**The exercise:**
Records follow. Copy every line with "view".

[Stored records]

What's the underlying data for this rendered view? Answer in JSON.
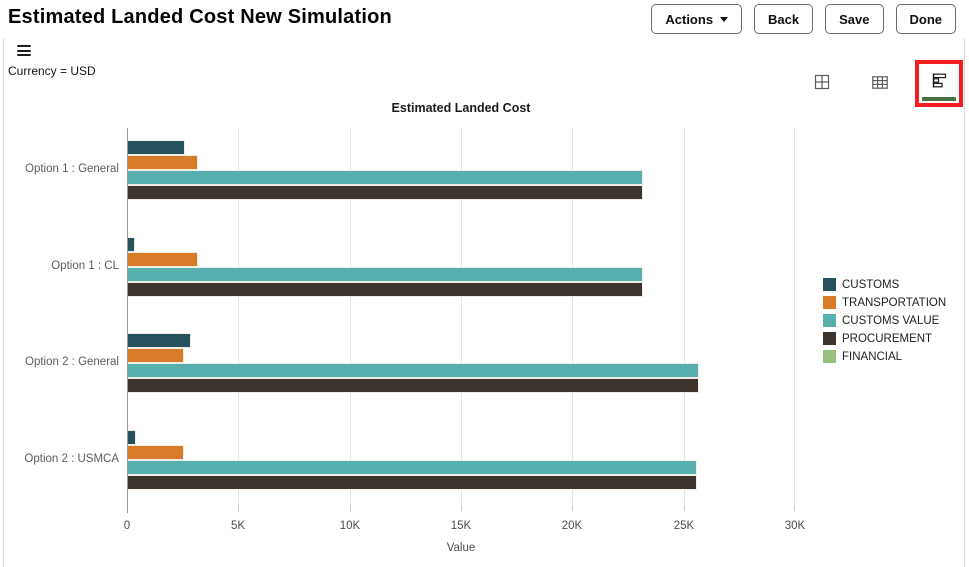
{
  "header": {
    "title": "Estimated Landed Cost New Simulation",
    "actions_label": "Actions",
    "back_label": "Back",
    "save_label": "Save",
    "done_label": "Done"
  },
  "toolbar": {
    "currency_label": "Currency = USD",
    "icons": [
      "menu-icon",
      "grid-view-icon",
      "table-view-icon",
      "bar-chart-view-icon"
    ],
    "selected_view": "bar-chart-view",
    "active_indicator_color": "#4d7040",
    "annotation_highlight_color": "#f21d1d"
  },
  "chart_data": {
    "type": "bar",
    "orientation": "horizontal",
    "title": "Estimated Landed Cost",
    "xlabel": "Value",
    "xlim": [
      0,
      30000
    ],
    "x_ticks": [
      "0",
      "5K",
      "10K",
      "15K",
      "20K",
      "25K",
      "30K"
    ],
    "grid": true,
    "legend_position": "right",
    "categories": [
      "Option 1 : General",
      "Option 1 : CL",
      "Option 2 : General",
      "Option 2 : USMCA"
    ],
    "series": [
      {
        "name": "CUSTOMS",
        "color": "#25525c",
        "values": [
          2500,
          250,
          2800,
          320
        ]
      },
      {
        "name": "TRANSPORTATION",
        "color": "#d87b26",
        "values": [
          3100,
          3100,
          2450,
          2450
        ]
      },
      {
        "name": "CUSTOMS VALUE",
        "color": "#58b0ae",
        "values": [
          23100,
          23100,
          25600,
          25500
        ]
      },
      {
        "name": "PROCUREMENT",
        "color": "#3d352d",
        "values": [
          23100,
          23100,
          25600,
          25500
        ]
      },
      {
        "name": "FINANCIAL",
        "color": "#96c07f",
        "values": [
          0,
          0,
          0,
          0
        ]
      }
    ]
  }
}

**Output below:**
What's the underlying data for this rendered view? Answer in JSON.
      "grid-view-icon",
      "table-view-icon",
      "bar-chart-view-icon"
    "selected_view": "bar-chart-view",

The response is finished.